== Problem statement ==
Your task is to repeat the listing exactly.

== Input ==
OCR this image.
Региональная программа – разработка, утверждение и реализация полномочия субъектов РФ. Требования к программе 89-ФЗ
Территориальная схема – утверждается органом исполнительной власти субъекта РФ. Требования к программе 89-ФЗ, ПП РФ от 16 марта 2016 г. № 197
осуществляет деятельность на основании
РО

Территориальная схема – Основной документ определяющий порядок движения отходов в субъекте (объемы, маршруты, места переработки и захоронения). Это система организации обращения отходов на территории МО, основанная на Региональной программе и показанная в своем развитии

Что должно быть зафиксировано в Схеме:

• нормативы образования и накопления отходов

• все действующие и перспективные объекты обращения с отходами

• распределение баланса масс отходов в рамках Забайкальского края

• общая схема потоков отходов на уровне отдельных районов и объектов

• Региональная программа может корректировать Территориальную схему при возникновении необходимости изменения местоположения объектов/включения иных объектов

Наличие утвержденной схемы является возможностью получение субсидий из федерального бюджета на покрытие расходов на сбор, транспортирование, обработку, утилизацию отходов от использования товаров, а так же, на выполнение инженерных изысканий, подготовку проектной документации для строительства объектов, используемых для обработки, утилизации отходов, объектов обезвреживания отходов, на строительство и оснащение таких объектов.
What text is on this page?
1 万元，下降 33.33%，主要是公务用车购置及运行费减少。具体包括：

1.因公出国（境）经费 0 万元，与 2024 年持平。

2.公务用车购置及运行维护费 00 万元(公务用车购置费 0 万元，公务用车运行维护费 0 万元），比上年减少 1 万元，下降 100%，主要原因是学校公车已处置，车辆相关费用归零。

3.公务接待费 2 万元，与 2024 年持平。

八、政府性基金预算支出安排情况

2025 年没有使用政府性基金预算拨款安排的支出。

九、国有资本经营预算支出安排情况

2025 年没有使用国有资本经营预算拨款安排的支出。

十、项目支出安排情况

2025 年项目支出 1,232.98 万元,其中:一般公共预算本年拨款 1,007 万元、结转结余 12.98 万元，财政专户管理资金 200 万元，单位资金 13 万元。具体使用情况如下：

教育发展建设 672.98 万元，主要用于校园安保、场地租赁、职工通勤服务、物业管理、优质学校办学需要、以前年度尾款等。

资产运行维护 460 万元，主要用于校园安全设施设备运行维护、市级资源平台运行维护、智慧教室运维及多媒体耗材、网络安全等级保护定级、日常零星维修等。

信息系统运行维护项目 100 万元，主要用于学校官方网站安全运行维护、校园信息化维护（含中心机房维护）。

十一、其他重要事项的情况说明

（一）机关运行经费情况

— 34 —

== Solution for this problem ==
OCR this image.
Региональная программа – разработка, утверждение и реализация полномочия субъектов РФ. Требования к программе 89-ФЗ
Территориальная схема – утверждается органом исполнительной власти субъекта РФ. Требования к программе 89-ФЗ, ПП РФ от 16 марта 2016 г. № 197
осуществляет деятельность на основании
РО

Территориальная схема – Основной документ определяющий порядок движения отходов в субъекте (объемы, маршруты, места переработки и захоронения). Это система организации обращения отходов на территории МО, основанная на Региональной программе и показанная в своем развитии

Что должно быть зафиксировано в Схеме:

• нормативы образования и накопления отходов

• все действующие и перспективные объекты обращения с отходами

• распределение баланса масс отходов в рамках Забайкальского края

• общая схема потоков отходов на уровне отдельных районов и объектов

• Региональная программа может корректировать Территориальную схему при возникновении необходимости изменения местоположения объектов/включения иных объектов

Наличие утвержденной схемы является возможностью получение субсидий из федерального бюджета на покрытие расходов на сбор, транспортирование, обработку, утилизацию отходов от использования товаров, а так же, на выполнение инженерных изысканий, подготовку проектной документации для строительства объектов, используемых для обработки, утилизации отходов, объектов обезвреживания отходов, на строительство и оснащение таких объектов.
What text is on this page?
1 万元，下降 33.33%，主要是公务用车购置及运行费减少。具体包括：

1.因公出国（境）经费 0 万元，与 2024 年持平。

2.公务用车购置及运行维护费 00 万元(公务用车购置费 0 万元，公务用车运行维护费 0 万元），比上年减少 1 万元，下降 100%，主要原因是学校公车已处置，车辆相关费用归零。

3.公务接待费 2 万元，与 2024 年持平。

八、政府性基金预算支出安排情况

2025 年没有使用政府性基金预算拨款安排的支出。

九、国有资本经营预算支出安排情况

2025 年没有使用国有资本经营预算拨款安排的支出。

十、项目支出安排情况

2025 年项目支出 1,232.98 万元,其中:一般公共预算本年拨款 1,007 万元、结转结余 12.98 万元，财政专户管理资金 200 万元，单位资金 13 万元。具体使用情况如下：

教育发展建设 672.98 万元，主要用于校园安保、场地租赁、职工通勤服务、物业管理、优质学校办学需要、以前年度尾款等。

资产运行维护 460 万元，主要用于校园安全设施设备运行维护、市级资源平台运行维护、智慧教室运维及多媒体耗材、网络安全等级保护定级、日常零星维修等。

信息系统运行维护项目 100 万元，主要用于学校官方网站安全运行维护、校园信息化维护（含中心机房维护）。

十一、其他重要事项的情况说明

（一）机关运行经费情况

— 34 —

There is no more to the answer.